### What to produce
Rewrite the data starting at the beginning and ending at the line that contains "data-point-marker [350,427,360,437]", substituting "y-axis-tick" for every occurrence of "y-tick-label" and leaving all other text unchanged.

### Supplied material
==========

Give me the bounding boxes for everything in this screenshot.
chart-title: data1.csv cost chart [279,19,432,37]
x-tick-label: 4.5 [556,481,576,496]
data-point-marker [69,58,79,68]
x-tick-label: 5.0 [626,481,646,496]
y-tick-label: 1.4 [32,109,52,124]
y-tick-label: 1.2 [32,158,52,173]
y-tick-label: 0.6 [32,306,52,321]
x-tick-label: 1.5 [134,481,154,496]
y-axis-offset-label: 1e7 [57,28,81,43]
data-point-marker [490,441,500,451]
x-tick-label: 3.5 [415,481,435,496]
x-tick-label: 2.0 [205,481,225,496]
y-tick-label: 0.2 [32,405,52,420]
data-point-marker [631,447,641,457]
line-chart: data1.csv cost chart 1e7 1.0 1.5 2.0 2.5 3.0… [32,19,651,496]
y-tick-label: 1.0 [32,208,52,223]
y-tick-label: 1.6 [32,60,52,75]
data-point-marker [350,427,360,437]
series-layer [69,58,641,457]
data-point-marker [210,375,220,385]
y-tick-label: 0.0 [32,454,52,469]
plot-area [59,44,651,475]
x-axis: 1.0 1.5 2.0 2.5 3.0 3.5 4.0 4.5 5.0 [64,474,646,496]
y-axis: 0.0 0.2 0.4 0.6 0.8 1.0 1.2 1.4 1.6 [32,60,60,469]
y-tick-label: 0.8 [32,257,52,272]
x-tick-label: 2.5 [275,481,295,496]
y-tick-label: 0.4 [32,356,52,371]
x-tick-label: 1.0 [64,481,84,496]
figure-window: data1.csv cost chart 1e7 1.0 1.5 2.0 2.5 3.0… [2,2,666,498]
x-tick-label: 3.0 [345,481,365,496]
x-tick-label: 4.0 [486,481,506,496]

==========

### Expected answer
Give me the bounding boxes for everything in this screenshot.
chart-title: data1.csv cost chart [279,19,432,37]
x-tick-label: 4.5 [556,481,576,496]
data-point-marker [69,58,79,68]
x-tick-label: 5.0 [626,481,646,496]
y-axis-tick: 1.4 [32,109,52,124]
y-axis-tick: 1.2 [32,158,52,173]
y-axis-tick: 0.6 [32,306,52,321]
x-tick-label: 1.5 [134,481,154,496]
y-axis-offset-label: 1e7 [57,28,81,43]
data-point-marker [490,441,500,451]
x-tick-label: 3.5 [415,481,435,496]
x-tick-label: 2.0 [205,481,225,496]
y-axis-tick: 0.2 [32,405,52,420]
data-point-marker [631,447,641,457]
line-chart: data1.csv cost chart 1e7 1.0 1.5 2.0 2.5 3.0… [32,19,651,496]
y-axis-tick: 1.0 [32,208,52,223]
y-axis-tick: 1.6 [32,60,52,75]
data-point-marker [350,427,360,437]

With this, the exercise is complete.